> **TASK BRIEF**:
Rewrite the rows that begin at the line containing "129, 152, 146]" and stop after the line containing "275, 526, 292]", changing "resistance-cell" to "value-cell" and leaving everything else the same. Return only those rows.

> **DATA EXCERPTS**:
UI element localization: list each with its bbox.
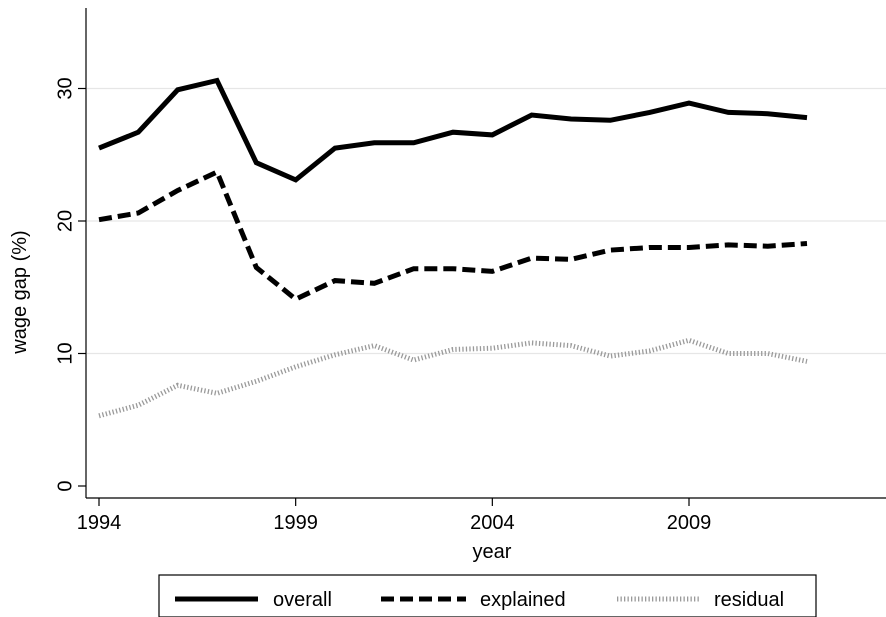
x-tick-label: 2009 [667, 512, 712, 534]
x-tick-label: 2004 [470, 512, 515, 534]
legend-box [158, 574, 817, 617]
x-tick-label: 1999 [273, 512, 318, 534]
series-line-residual [98, 337, 808, 419]
axes: 0 10 20 30 1994 1999 2004 2009 [54, 8, 886, 534]
legend: overall explained residual [158, 574, 817, 617]
y-tick-label: 30 [54, 77, 76, 99]
series-layer [98, 77, 808, 419]
x-axis-title: year [473, 541, 512, 563]
y-tick-label: 10 [54, 342, 76, 364]
series-line-explained [98, 168, 808, 303]
y-tick-label: 20 [54, 210, 76, 232]
legend-label-overall: overall [273, 589, 332, 611]
legend-label-residual: residual [714, 589, 784, 611]
x-tick-label: 1994 [77, 512, 122, 534]
y-axis-title: wage gap (%) [9, 230, 31, 354]
series-line-overall [98, 77, 808, 183]
y-tick-label: 0 [54, 480, 76, 491]
legend-label-explained: explained [480, 589, 566, 611]
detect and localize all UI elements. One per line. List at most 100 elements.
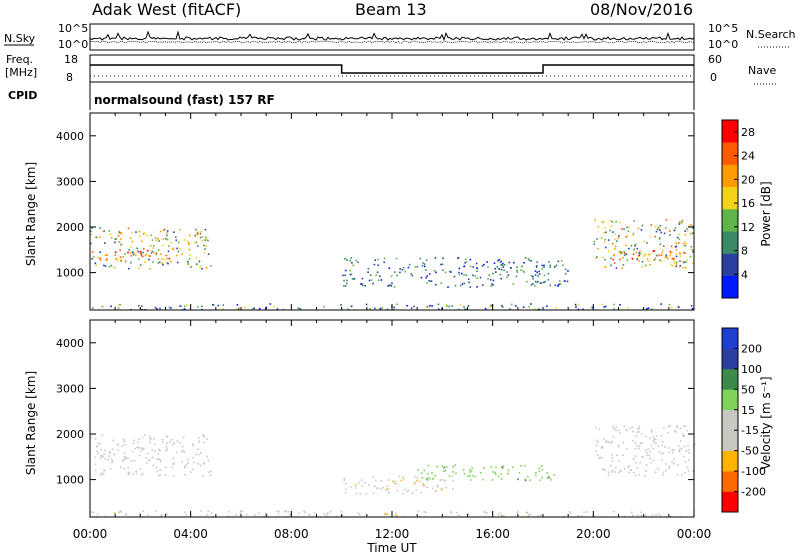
heatmap-cell xyxy=(567,270,569,272)
heatmap-cell xyxy=(127,251,129,254)
heatmap-cell xyxy=(111,460,114,462)
heatmap-cell xyxy=(386,513,389,516)
heatmap-cell xyxy=(682,266,684,269)
heatmap-cell xyxy=(364,285,366,287)
colorbar-tick-label: 12 xyxy=(741,221,755,234)
heatmap-cell xyxy=(114,254,117,256)
heatmap-cell xyxy=(595,439,598,442)
heatmap-cell xyxy=(469,258,472,261)
heatmap-cell xyxy=(684,471,686,474)
heatmap-cell xyxy=(673,449,675,451)
heatmap-cell xyxy=(91,251,94,253)
heatmap-cell xyxy=(372,476,374,478)
heatmap-cell xyxy=(452,471,454,473)
heatmap-cell xyxy=(151,250,154,253)
heatmap-cell xyxy=(602,256,604,259)
heatmap-cell xyxy=(500,264,503,266)
heatmap-cell xyxy=(638,252,640,254)
heatmap-cell xyxy=(151,239,154,241)
x-tick-label: 08:00 xyxy=(274,527,309,541)
heatmap-cell xyxy=(138,258,140,260)
heatmap-cell xyxy=(653,438,656,440)
heatmap-cell xyxy=(425,511,427,514)
heatmap-cell xyxy=(538,467,540,470)
heatmap-cell xyxy=(600,445,603,448)
heatmap-cell xyxy=(119,249,121,251)
heatmap-cell xyxy=(682,260,685,263)
heatmap-cell xyxy=(663,427,665,429)
heatmap-cell xyxy=(361,479,363,481)
heatmap-cell xyxy=(346,259,348,261)
heatmap-cell xyxy=(132,442,134,445)
heatmap-cell xyxy=(443,466,445,469)
heatmap-cell xyxy=(487,266,489,268)
heatmap-cell xyxy=(426,486,429,488)
heatmap-cell xyxy=(668,230,671,232)
heatmap-cell xyxy=(133,460,136,462)
heatmap-cell xyxy=(525,511,528,514)
heatmap-cell xyxy=(691,262,694,264)
heatmap-cell xyxy=(244,306,246,308)
heatmap-cell xyxy=(354,484,357,486)
heatmap-cell xyxy=(604,239,606,241)
heatmap-cell xyxy=(603,241,606,244)
heatmap-cell xyxy=(685,261,687,263)
heatmap-cell xyxy=(383,261,385,264)
heatmap-cell xyxy=(646,451,648,454)
heatmap-cell xyxy=(349,486,352,488)
heatmap-cell xyxy=(431,305,433,307)
heatmap-cell xyxy=(150,252,153,254)
heatmap-cell xyxy=(103,473,105,475)
heatmap-cell xyxy=(528,514,531,516)
heatmap-cell xyxy=(668,465,670,467)
heatmap-cell xyxy=(119,303,121,306)
heatmap-cell xyxy=(155,252,158,254)
heatmap-cell xyxy=(358,481,360,484)
heatmap-cell xyxy=(464,308,466,310)
heatmap-cell xyxy=(130,246,132,248)
heatmap-cell xyxy=(607,441,610,443)
heatmap-cell xyxy=(459,284,462,287)
heatmap-cell xyxy=(135,231,137,233)
heatmap-cell xyxy=(492,272,494,275)
heatmap-cell xyxy=(182,449,184,452)
heatmap-cell xyxy=(128,471,130,474)
heatmap-cell xyxy=(427,479,429,482)
heatmap-cell xyxy=(239,512,242,514)
heatmap-cell xyxy=(142,510,144,512)
heatmap-cell xyxy=(431,472,433,474)
heatmap-cell xyxy=(665,254,668,256)
heatmap-cell xyxy=(501,466,503,468)
heatmap-cell xyxy=(298,512,300,515)
heatmap-cell xyxy=(428,280,431,282)
heatmap-cell xyxy=(351,278,354,280)
heatmap-cell xyxy=(554,284,557,287)
heatmap-cell xyxy=(394,271,396,273)
heatmap-cell xyxy=(490,285,492,287)
heatmap-cell xyxy=(104,449,106,452)
heatmap-cell xyxy=(90,242,92,245)
heatmap-cell xyxy=(166,513,168,515)
heatmap-cell xyxy=(161,438,164,441)
heatmap-cell xyxy=(120,232,122,235)
heatmap-cell xyxy=(188,243,190,246)
heatmap-cell xyxy=(125,456,127,459)
colorbar-tick-label: 28 xyxy=(741,126,755,139)
heatmap-cell xyxy=(159,459,161,461)
heatmap-cell xyxy=(329,511,332,513)
heatmap-cell xyxy=(181,445,184,448)
heatmap-cell xyxy=(613,308,615,310)
heatmap-cell xyxy=(393,482,396,485)
heatmap-cell xyxy=(207,239,209,242)
heatmap-cell xyxy=(646,307,648,310)
heatmap-cell xyxy=(96,236,98,239)
heatmap-cell xyxy=(652,436,655,438)
heatmap-cell xyxy=(472,274,474,277)
heatmap-cell xyxy=(691,232,694,234)
heatmap-cell xyxy=(617,429,620,431)
heatmap-cell xyxy=(202,474,204,477)
heatmap-cell xyxy=(619,469,621,472)
heatmap-cell xyxy=(678,223,681,225)
heatmap-cell xyxy=(179,228,181,231)
heatmap-cell xyxy=(162,238,165,240)
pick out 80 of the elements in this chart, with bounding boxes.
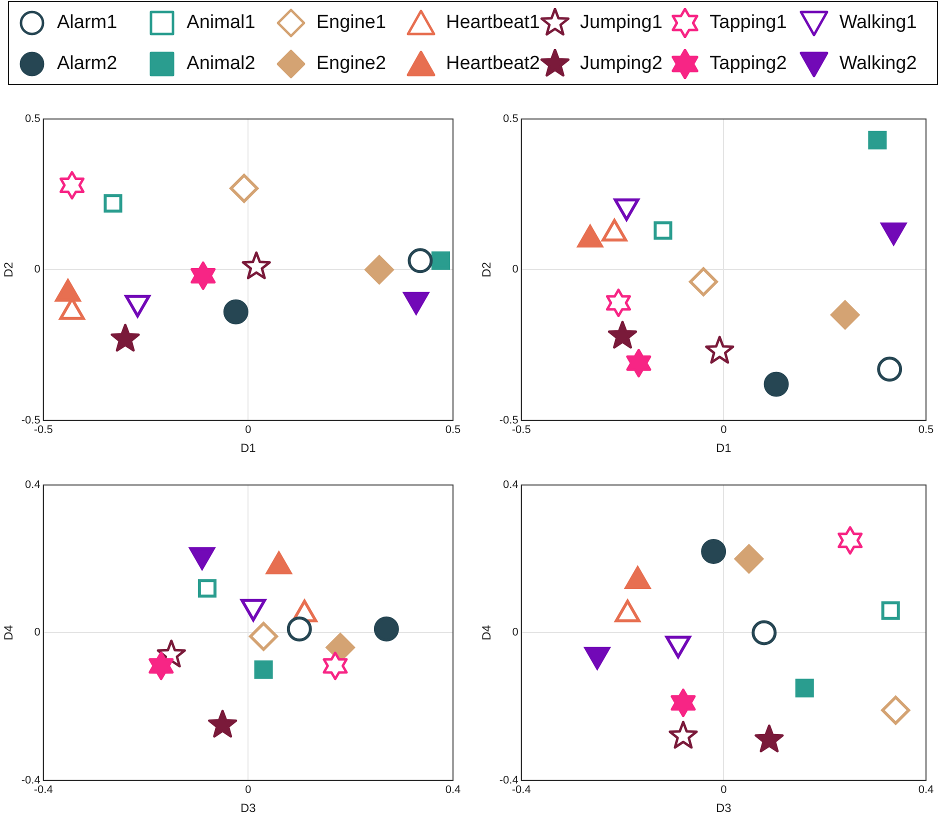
y-tick-label: 0: [34, 626, 40, 639]
point: [431, 251, 450, 270]
point: [838, 526, 863, 555]
point: [198, 579, 216, 598]
y-axis-title: D4: [2, 624, 16, 640]
x-tick-label: 0: [720, 424, 727, 436]
x-axis-title: D3: [716, 801, 732, 816]
x-tick-label: 0: [720, 784, 727, 796]
y-tick-label: 0: [512, 626, 518, 639]
x-tick-label: 0: [245, 424, 252, 436]
legend-label: Walking2: [839, 52, 917, 74]
y-tick-label: 0.4: [25, 479, 40, 492]
point: [242, 251, 271, 280]
legend-label: Heartbeat2: [446, 52, 540, 74]
legend-label: Jumping2: [580, 52, 662, 74]
point: [795, 678, 814, 698]
x-tick-label: 0.5: [918, 424, 934, 436]
point: [881, 601, 900, 620]
point: [608, 320, 638, 349]
y-tick-label: -0.4: [499, 774, 518, 786]
legend-label: Tapping2: [710, 52, 787, 74]
point: [223, 299, 248, 324]
point: [764, 372, 789, 397]
legend-label: Heartbeat1: [446, 12, 540, 34]
point: [249, 622, 278, 651]
legend-label: Alarm1: [57, 12, 118, 34]
point: [254, 660, 273, 679]
y-tick-label: 0.5: [25, 113, 40, 126]
point: [830, 300, 860, 330]
point: [734, 544, 764, 574]
point: [626, 348, 652, 378]
point: [670, 688, 696, 718]
x-tick-label: 0.5: [445, 424, 461, 436]
point: [364, 255, 394, 284]
point: [60, 171, 85, 200]
point: [752, 620, 777, 646]
y-tick-label: 0: [512, 264, 518, 276]
legend-label: Engine1: [316, 12, 386, 34]
point: [606, 288, 631, 318]
point: [230, 174, 259, 203]
point: [701, 538, 726, 564]
legend-label: Jumping1: [580, 12, 662, 34]
legend-label: Animal1: [186, 12, 256, 34]
x-tick-label: 0.4: [918, 784, 934, 796]
point: [654, 221, 672, 240]
y-axis-title: D2: [480, 262, 494, 278]
legend-label: Alarm2: [57, 52, 118, 74]
legend-label: Tapping1: [710, 12, 787, 34]
x-axis-title: D3: [240, 801, 256, 816]
point: [688, 267, 718, 296]
point: [208, 710, 238, 738]
x-tick-label: 0.4: [445, 784, 461, 796]
point: [148, 652, 174, 680]
legend-label: Walking1: [839, 12, 917, 34]
point: [868, 130, 887, 150]
point: [104, 194, 122, 213]
y-tick-label: 0: [34, 264, 40, 276]
y-tick-label: -0.5: [21, 414, 40, 426]
legend-label: Engine2: [316, 52, 386, 74]
y-tick-label: 0.4: [503, 479, 518, 492]
y-axis-title: D4: [480, 624, 494, 640]
point: [190, 261, 216, 290]
point: [286, 616, 312, 642]
y-tick-label: 0.5: [503, 113, 518, 126]
x-tick-label: 0: [245, 784, 252, 796]
x-axis-title: D1: [716, 441, 732, 456]
legend-label: Animal2: [186, 52, 256, 74]
point: [322, 652, 348, 680]
y-tick-label: -0.4: [21, 774, 40, 786]
y-axis-title: D2: [2, 262, 16, 278]
x-axis-title: D1: [240, 441, 256, 456]
point: [754, 724, 784, 752]
point: [877, 356, 902, 382]
point: [110, 324, 140, 352]
y-tick-label: -0.5: [499, 414, 518, 426]
point: [705, 336, 734, 364]
point: [881, 696, 910, 725]
point: [408, 248, 433, 274]
point: [374, 616, 399, 642]
point: [668, 720, 698, 749]
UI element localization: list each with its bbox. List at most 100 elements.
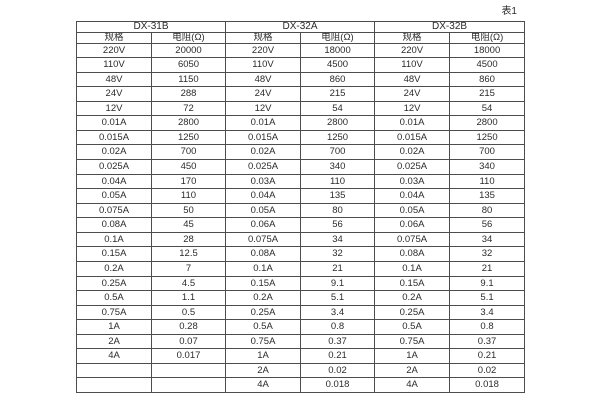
spec-cell: 0.015A	[76, 129, 152, 146]
table-row: 0.75A 0.5 0.25A 3.4 0.25A 3.4	[76, 304, 526, 321]
spec-cell: 1A	[225, 348, 302, 364]
spec-cell: 110V	[374, 57, 451, 73]
spec-cell: 0.04A	[225, 188, 302, 204]
resistance-cell: 288	[150, 86, 227, 102]
resistance-cell: 9.1	[449, 275, 526, 292]
table-row: 0.2A 7 0.1A 21 0.1A 21	[76, 260, 526, 277]
spec-cell: 0.04A	[76, 173, 152, 190]
spec-cell: 0.01A	[374, 115, 451, 131]
table-row: 2A 0.07 0.75A 0.37 0.75A 0.37	[76, 333, 526, 350]
spec-cell: 0.75A	[76, 304, 152, 321]
resistance-cell: 56	[300, 217, 376, 233]
resistance-cell: 72	[150, 100, 227, 117]
spec-column-header: 规格	[76, 32, 152, 44]
spec-cell: 0.5A	[76, 290, 152, 306]
spec-cell: 2A	[374, 362, 451, 379]
column-header-row: 规格 电阻(Ω) 规格 电阻(Ω) 规格 电阻(Ω)	[76, 32, 526, 44]
resistance-cell: 80	[449, 202, 526, 219]
resistance-cell: 54	[449, 100, 526, 117]
resistance-cell: 45	[150, 217, 227, 233]
resistance-cell: 0.018	[300, 377, 376, 393]
table-row: 0.1A 28 0.075A 34 0.075A 34	[76, 231, 526, 248]
spec-column-header: 规格	[374, 32, 451, 44]
spec-cell: 110V	[225, 57, 302, 73]
resistance-cell: 2800	[150, 115, 227, 131]
resistance-cell: 0.02	[300, 362, 376, 379]
resistance-cell: 1250	[150, 129, 227, 146]
resistance-cell: 450	[150, 159, 227, 175]
spec-cell: 0.05A	[374, 202, 451, 219]
resistance-cell: 170	[150, 173, 227, 190]
group-header-dx32b: DX-32B	[374, 21, 526, 33]
resistance-cell: 135	[300, 188, 376, 204]
spec-cell: 48V	[76, 71, 152, 88]
resistance-cell: 0.07	[150, 333, 227, 350]
spec-cell: 24V	[374, 86, 451, 102]
table-row: 0.075A 50 0.05A 80 0.05A 80	[76, 202, 526, 219]
spec-cell: 0.05A	[225, 202, 302, 219]
table-row: 24V 288 24V 215 24V 215	[76, 86, 526, 102]
spec-cell: 110V	[76, 57, 152, 73]
resistance-cell: 3.4	[449, 304, 526, 321]
spec-cell: 220V	[374, 42, 451, 59]
spec-cell: 0.25A	[225, 304, 302, 321]
spec-cell: 0.2A	[225, 290, 302, 306]
spec-cell: 0.075A	[225, 231, 302, 248]
resistance-cell: 4500	[300, 57, 376, 73]
spec-cell: 0.015A	[374, 129, 451, 146]
spec-cell: 0.1A	[225, 260, 302, 277]
resistance-cell: 0.21	[300, 348, 376, 364]
spec-cell: 0.08A	[374, 246, 451, 262]
table-row: 4A 0.017 1A 0.21 1A 0.21	[76, 348, 526, 364]
spec-cell: 4A	[76, 348, 152, 364]
spec-cell: 0.075A	[76, 202, 152, 219]
spec-cell: 0.2A	[76, 260, 152, 277]
spec-cell: 0.08A	[225, 246, 302, 262]
table-row: 110V 6050 110V 4500 110V 4500	[76, 57, 526, 73]
spec-cell: 0.25A	[76, 275, 152, 292]
resistance-cell: 700	[300, 144, 376, 160]
table-row: 0.02A 700 0.02A 700 0.02A 700	[76, 144, 526, 160]
resistance-cell: 110	[300, 173, 376, 190]
spec-cell: 0.1A	[374, 260, 451, 277]
resistance-column-header: 电阻(Ω)	[300, 32, 376, 44]
resistance-cell	[150, 377, 227, 393]
table-row: 0.04A 170 0.03A 110 0.03A 110	[76, 173, 526, 190]
spec-cell: 1A	[374, 348, 451, 364]
spec-cell: 24V	[76, 86, 152, 102]
spec-cell: 0.025A	[225, 159, 302, 175]
spec-cell: 220V	[76, 42, 152, 59]
resistance-cell: 1250	[449, 129, 526, 146]
resistance-cell: 50	[150, 202, 227, 219]
resistance-cell: 860	[300, 71, 376, 88]
table-body: 220V 20000 220V 18000 220V 18000 110V 6050 110V 4…	[76, 42, 526, 393]
resistance-cell: 4.5	[150, 275, 227, 292]
resistance-cell: 6050	[150, 57, 227, 73]
resistance-cell: 7	[150, 260, 227, 277]
table-row: 48V 1150 48V 860 48V 860	[76, 71, 526, 88]
spec-cell: 0.75A	[225, 333, 302, 350]
resistance-column-header: 电阻(Ω)	[150, 32, 227, 44]
resistance-cell: 0.8	[449, 319, 526, 335]
resistance-cell: 0.017	[150, 348, 227, 364]
spec-cell: 0.02A	[76, 144, 152, 160]
spec-cell: 0.1A	[76, 231, 152, 248]
table-row: 0.015A 1250 0.015A 1250 0.015A 1250	[76, 129, 526, 146]
spec-cell: 0.08A	[76, 217, 152, 233]
spec-cell: 2A	[225, 362, 302, 379]
resistance-cell: 0.28	[150, 319, 227, 335]
resistance-cell: 21	[300, 260, 376, 277]
resistance-cell: 20000	[150, 42, 227, 59]
spec-cell: 0.15A	[374, 275, 451, 292]
resistance-cell: 700	[449, 144, 526, 160]
table-row: 1A 0.28 0.5A 0.8 0.5A 0.8	[76, 319, 526, 335]
table-row: 0.15A 12.5 0.08A 32 0.08A 32	[76, 246, 526, 262]
spec-cell: 0.03A	[225, 173, 302, 190]
spec-cell: 4A	[374, 377, 451, 393]
spec-cell: 0.01A	[225, 115, 302, 131]
spec-cell: 0.02A	[374, 144, 451, 160]
resistance-cell: 215	[300, 86, 376, 102]
resistance-cell: 0.37	[449, 333, 526, 350]
resistance-cell: 1250	[300, 129, 376, 146]
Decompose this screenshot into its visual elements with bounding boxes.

> **OUTPUT**:
spec-cell: 0.015A	[76, 129, 152, 146]
table-row: 0.75A 0.5 0.25A 3.4 0.25A 3.4	[76, 304, 526, 321]
spec-cell: 1A	[225, 348, 302, 364]
spec-cell: 110V	[374, 57, 451, 73]
spec-cell: 0.04A	[225, 188, 302, 204]
value-cell: 288	[150, 86, 227, 102]
value-cell: 9.1	[449, 275, 526, 292]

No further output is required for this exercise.